#### Written problem
Here are some entries; quote each one exactly.

Begin Data extract

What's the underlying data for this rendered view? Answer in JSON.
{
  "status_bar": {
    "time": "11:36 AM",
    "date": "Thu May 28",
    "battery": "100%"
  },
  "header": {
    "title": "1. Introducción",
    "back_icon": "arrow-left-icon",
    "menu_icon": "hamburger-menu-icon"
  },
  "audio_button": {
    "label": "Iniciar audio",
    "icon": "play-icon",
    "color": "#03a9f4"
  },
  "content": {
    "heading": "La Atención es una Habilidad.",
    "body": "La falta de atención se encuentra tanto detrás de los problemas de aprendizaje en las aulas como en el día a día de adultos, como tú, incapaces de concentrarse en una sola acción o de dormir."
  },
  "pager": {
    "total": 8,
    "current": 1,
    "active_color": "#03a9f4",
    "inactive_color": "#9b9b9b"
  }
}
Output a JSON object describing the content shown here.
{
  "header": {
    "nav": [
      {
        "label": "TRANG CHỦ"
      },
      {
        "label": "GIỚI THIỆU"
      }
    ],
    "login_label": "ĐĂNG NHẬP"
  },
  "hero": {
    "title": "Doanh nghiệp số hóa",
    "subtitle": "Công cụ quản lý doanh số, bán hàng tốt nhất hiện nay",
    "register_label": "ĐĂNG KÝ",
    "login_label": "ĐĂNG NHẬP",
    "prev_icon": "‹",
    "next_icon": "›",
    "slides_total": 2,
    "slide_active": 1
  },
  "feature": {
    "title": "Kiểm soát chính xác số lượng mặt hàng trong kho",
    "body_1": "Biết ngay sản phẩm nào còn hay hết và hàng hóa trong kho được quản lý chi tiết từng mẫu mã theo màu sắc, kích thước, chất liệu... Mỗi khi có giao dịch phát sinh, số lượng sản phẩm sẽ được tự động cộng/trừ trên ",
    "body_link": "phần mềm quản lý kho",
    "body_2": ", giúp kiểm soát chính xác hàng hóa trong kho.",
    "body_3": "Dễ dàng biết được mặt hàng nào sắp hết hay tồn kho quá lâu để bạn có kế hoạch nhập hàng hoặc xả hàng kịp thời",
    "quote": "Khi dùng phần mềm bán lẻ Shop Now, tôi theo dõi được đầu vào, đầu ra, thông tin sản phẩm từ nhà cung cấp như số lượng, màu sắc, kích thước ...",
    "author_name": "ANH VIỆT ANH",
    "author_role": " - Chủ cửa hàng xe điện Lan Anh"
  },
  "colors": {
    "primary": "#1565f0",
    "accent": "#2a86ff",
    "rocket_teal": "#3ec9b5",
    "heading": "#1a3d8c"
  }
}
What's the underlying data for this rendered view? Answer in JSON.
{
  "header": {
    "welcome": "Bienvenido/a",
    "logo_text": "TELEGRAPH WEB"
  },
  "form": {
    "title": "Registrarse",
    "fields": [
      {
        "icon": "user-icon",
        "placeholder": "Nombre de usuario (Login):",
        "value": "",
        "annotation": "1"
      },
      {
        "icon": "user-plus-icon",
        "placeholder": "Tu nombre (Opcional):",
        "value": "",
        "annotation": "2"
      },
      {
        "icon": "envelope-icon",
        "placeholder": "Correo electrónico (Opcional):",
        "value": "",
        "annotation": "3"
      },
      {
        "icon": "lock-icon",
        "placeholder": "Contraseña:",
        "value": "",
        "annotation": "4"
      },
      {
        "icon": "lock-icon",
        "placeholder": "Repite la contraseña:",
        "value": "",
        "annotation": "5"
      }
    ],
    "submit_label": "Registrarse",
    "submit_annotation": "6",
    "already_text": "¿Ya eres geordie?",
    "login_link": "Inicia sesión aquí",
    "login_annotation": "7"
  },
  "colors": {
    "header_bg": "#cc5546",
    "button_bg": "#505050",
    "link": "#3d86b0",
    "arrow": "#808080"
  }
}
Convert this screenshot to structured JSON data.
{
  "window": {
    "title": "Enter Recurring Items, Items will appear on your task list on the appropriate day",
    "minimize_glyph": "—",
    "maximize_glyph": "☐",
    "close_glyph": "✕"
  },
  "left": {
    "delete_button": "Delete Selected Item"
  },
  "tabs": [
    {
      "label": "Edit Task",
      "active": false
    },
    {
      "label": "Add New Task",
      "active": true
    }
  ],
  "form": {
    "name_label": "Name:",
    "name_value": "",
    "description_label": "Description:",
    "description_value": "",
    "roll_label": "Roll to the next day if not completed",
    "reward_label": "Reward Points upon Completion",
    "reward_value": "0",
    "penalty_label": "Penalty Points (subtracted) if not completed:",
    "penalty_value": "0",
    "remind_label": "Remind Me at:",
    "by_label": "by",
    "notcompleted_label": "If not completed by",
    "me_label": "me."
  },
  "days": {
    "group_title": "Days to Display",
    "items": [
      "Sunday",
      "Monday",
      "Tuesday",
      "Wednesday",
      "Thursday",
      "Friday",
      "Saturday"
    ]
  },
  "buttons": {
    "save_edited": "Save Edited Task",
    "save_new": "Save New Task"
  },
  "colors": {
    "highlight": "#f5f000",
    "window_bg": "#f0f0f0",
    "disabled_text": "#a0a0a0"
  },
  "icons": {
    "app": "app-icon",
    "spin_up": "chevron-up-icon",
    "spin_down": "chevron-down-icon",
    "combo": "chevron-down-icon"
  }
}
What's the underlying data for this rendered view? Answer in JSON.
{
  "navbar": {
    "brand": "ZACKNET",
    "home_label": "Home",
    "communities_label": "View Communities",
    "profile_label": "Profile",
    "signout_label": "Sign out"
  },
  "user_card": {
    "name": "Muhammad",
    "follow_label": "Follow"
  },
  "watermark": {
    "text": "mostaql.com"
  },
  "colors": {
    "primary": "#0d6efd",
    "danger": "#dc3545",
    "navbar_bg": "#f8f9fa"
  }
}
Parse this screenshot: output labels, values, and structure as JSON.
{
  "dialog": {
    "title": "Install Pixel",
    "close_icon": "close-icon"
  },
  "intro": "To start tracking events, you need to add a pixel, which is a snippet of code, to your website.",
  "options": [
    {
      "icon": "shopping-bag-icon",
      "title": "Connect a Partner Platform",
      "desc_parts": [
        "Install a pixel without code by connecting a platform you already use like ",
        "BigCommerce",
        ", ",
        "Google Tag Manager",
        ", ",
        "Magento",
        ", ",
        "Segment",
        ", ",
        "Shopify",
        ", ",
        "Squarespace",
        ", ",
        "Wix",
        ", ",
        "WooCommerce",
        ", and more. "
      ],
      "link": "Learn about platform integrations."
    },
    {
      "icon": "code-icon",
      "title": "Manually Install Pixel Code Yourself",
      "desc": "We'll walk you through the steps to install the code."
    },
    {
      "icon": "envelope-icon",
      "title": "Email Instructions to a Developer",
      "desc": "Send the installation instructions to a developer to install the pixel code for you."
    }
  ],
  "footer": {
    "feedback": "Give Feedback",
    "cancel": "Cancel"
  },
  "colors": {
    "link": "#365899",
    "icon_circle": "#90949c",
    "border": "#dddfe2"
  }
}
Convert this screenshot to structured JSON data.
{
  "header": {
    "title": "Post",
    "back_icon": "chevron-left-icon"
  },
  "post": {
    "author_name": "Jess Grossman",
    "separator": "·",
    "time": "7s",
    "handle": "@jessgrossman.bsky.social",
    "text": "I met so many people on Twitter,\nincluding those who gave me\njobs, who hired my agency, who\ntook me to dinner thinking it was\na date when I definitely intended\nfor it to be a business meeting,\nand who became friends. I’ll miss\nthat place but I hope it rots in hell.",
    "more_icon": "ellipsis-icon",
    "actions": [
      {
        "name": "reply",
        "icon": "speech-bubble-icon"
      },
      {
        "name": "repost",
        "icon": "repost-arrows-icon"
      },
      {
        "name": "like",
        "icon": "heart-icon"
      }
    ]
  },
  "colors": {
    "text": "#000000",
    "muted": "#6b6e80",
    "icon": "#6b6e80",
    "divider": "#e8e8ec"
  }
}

End Data extract

#### Answer in full
What's the underlying data for this rendered view? Answer in JSON.
{
  "status_bar": {
    "time": "11:36 AM",
    "date": "Thu May 28",
    "battery": "100%"
  },
  "header": {
    "title": "1. Introducción",
    "back_icon": "arrow-left-icon",
    "menu_icon": "hamburger-menu-icon"
  },
  "audio_button": {
    "label": "Iniciar audio",
    "icon": "play-icon",
    "color": "#03a9f4"
  },
  "content": {
    "heading": "La Atención es una Habilidad.",
    "body": "La falta de atención se encuentra tanto detrás de los problemas de aprendizaje en las aulas como en el día a día de adultos, como tú, incapaces de concentrarse en una sola acción o de dormir."
  },
  "pager": {
    "total": 8,
    "current": 1,
    "active_color": "#03a9f4",
    "inactive_color": "#9b9b9b"
  }
}
Output a JSON object describing the content shown here.
{
  "header": {
    "nav": [
      {
        "label": "TRANG CHỦ"
      },
      {
        "label": "GIỚI THIỆU"
      }
    ],
    "login_label": "ĐĂNG NHẬP"
  },
  "hero": {
    "title": "Doanh nghiệp số hóa",
    "subtitle": "Công cụ quản lý doanh số, bán hàng tốt nhất hiện nay",
    "register_label": "ĐĂNG KÝ",
    "login_label": "ĐĂNG NHẬP",
    "prev_icon": "‹",
    "next_icon": "›",
    "slides_total": 2,
    "slide_active": 1
  },
  "feature": {
    "title": "Kiểm soát chính xác số lượng mặt hàng trong kho",
    "body_1": "Biết ngay sản phẩm nào còn hay hết và hàng hóa trong kho được quản lý chi tiết từng mẫu mã theo màu sắc, kích thước, chất liệu... Mỗi khi có giao dịch phát sinh, số lượng sản phẩm sẽ được tự động cộng/trừ trên ",
    "body_link": "phần mềm quản lý kho",
    "body_2": ", giúp kiểm soát chính xác hàng hóa trong kho.",
    "body_3": "Dễ dàng biết được mặt hàng nào sắp hết hay tồn kho quá lâu để bạn có kế hoạch nhập hàng hoặc xả hàng kịp thời",
    "quote": "Khi dùng phần mềm bán lẻ Shop Now, tôi theo dõi được đầu vào, đầu ra, thông tin sản phẩm từ nhà cung cấp như số lượng, màu sắc, kích thước ...",
    "author_name": "ANH VIỆT ANH",
    "author_role": " - Chủ cửa hàng xe điện Lan Anh"
  },
  "colors": {
    "primary": "#1565f0",
    "accent": "#2a86ff",
    "rocket_teal": "#3ec9b5",
    "heading": "#1a3d8c"
  }
}
What's the underlying data for this rendered view? Answer in JSON.
{
  "header": {
    "welcome": "Bienvenido/a",
    "logo_text": "TELEGRAPH WEB"
  },
  "form": {
    "title": "Registrarse",
    "fields": [
      {
        "icon": "user-icon",
        "placeholder": "Nombre de usuario (Login):",
        "value": "",
        "annotation": "1"
      },
      {
        "icon": "user-plus-icon",
        "placeholder": "Tu nombre (Opcional):",
        "value": "",
        "annotation": "2"
      },
      {
        "icon": "envelope-icon",
        "placeholder": "Correo electrónico (Opcional):",
        "value": "",
        "annotation": "3"
      },
      {
        "icon": "lock-icon",
        "placeholder": "Contraseña:",
        "value": "",
        "annotation": "4"
      },
      {
        "icon": "lock-icon",
        "placeholder": "Repite la contraseña:",
        "value": "",
        "annotation": "5"
      }
    ],
    "submit_label": "Registrarse",
    "submit_annotation": "6",
    "already_text": "¿Ya eres geordie?",
    "login_link": "Inicia sesión aquí",
    "login_annotation": "7"
  },
  "colors": {
    "header_bg": "#cc5546",
    "button_bg": "#505050",
    "link": "#3d86b0",
    "arrow": "#808080"
  }
}
Convert this screenshot to structured JSON data.
{
  "window": {
    "title": "Enter Recurring Items, Items will appear on your task list on the appropriate day",
    "minimize_glyph": "—",
    "maximize_glyph": "☐",
    "close_glyph": "✕"
  },
  "left": {
    "delete_button": "Delete Selected Item"
  },
  "tabs": [
    {
      "label": "Edit Task",
      "active": false
    },
    {
      "label": "Add New Task",
      "active": true
    }
  ],
  "form": {
    "name_label": "Name:",
    "name_value": "",
    "description_label": "Description:",
    "description_value": "",
    "roll_label": "Roll to the next day if not completed",
    "reward_label": "Reward Points upon Completion",
    "reward_value": "0",
    "penalty_label": "Penalty Points (subtracted) if not completed:",
    "penalty_value": "0",
    "remind_label": "Remind Me at:",
    "by_label": "by",
    "notcompleted_label": "If not completed by",
    "me_label": "me."
  },
  "days": {
    "group_title": "Days to Display",
    "items": [
      "Sunday",
      "Monday",
      "Tuesday",
      "Wednesday",
      "Thursday",
      "Friday",
      "Saturday"
    ]
  },
  "buttons": {
    "save_edited": "Save Edited Task",
    "save_new": "Save New Task"
  },
  "colors": {
    "highlight": "#f5f000",
    "window_bg": "#f0f0f0",
    "disabled_text": "#a0a0a0"
  },
  "icons": {
    "app": "app-icon",
    "spin_up": "chevron-up-icon",
    "spin_down": "chevron-down-icon",
    "combo": "chevron-down-icon"
  }
}
What's the underlying data for this rendered view? Answer in JSON.
{
  "navbar": {
    "brand": "ZACKNET",
    "home_label": "Home",
    "communities_label": "View Communities",
    "profile_label": "Profile",
    "signout_label": "Sign out"
  },
  "user_card": {
    "name": "Muhammad",
    "follow_label": "Follow"
  },
  "watermark": {
    "text": "mostaql.com"
  },
  "colors": {
    "primary": "#0d6efd",
    "danger": "#dc3545",
    "navbar_bg": "#f8f9fa"
  }
}
Parse this screenshot: output labels, values, and structure as JSON.
{
  "dialog": {
    "title": "Install Pixel",
    "close_icon": "close-icon"
  },
  "intro": "To start tracking events, you need to add a pixel, which is a snippet of code, to your website.",
  "options": [
    {
      "icon": "shopping-bag-icon",
      "title": "Connect a Partner Platform",
      "desc_parts": [
        "Install a pixel without code by connecting a platform you already use like ",
        "BigCommerce",
        ", ",
        "Google Tag Manager",
        ", ",
        "Magento",
        ", ",
        "Segment",
        ", ",
        "Shopify",
        ", ",
        "Squarespace",
        ", ",
        "Wix",
        ", ",
        "WooCommerce",
        ", and more. "
      ],
      "link": "Learn about platform integrations."
    },
    {
      "icon": "code-icon",
      "title": "Manually Install Pixel Code Yourself",
      "desc": "We'll walk you through the steps to install the code."
    },
    {
      "icon": "envelope-icon",
      "title": "Email Instructions to a Developer",
      "desc": "Send the installation instructions to a developer to install the pixel code for you."
    }
  ],
  "footer": {
    "feedback": "Give Feedback",
    "cancel": "Cancel"
  },
  "colors": {
    "link": "#365899",
    "icon_circle": "#90949c",
    "border": "#dddfe2"
  }
}
Convert this screenshot to structured JSON data.
{
  "header": {
    "title": "Post",
    "back_icon": "chevron-left-icon"
  },
  "post": {
    "author_name": "Jess Grossman",
    "separator": "·",
    "time": "7s",
    "handle": "@jessgrossman.bsky.social",
    "text": "I met so many people on Twitter,\nincluding those who gave me\njobs, who hired my agency, who\ntook me to dinner thinking it was\na date when I definitely intended\nfor it to be a business meeting,\nand who became friends. I’ll miss\nthat place but I hope it rots in hell.",
    "more_icon": "ellipsis-icon",
    "actions": [
      {
        "name": "reply",
        "icon": "speech-bubble-icon"
      },
      {
        "name": "repost",
        "icon": "repost-arrows-icon"
      },
      {
        "name": "like",
        "icon": "heart-icon"
      }
    ]
  },
  "colors": {
    "text": "#000000",
    "muted": "#6b6e80",
    "icon": "#6b6e80",
    "divider": "#e8e8ec"
  }
}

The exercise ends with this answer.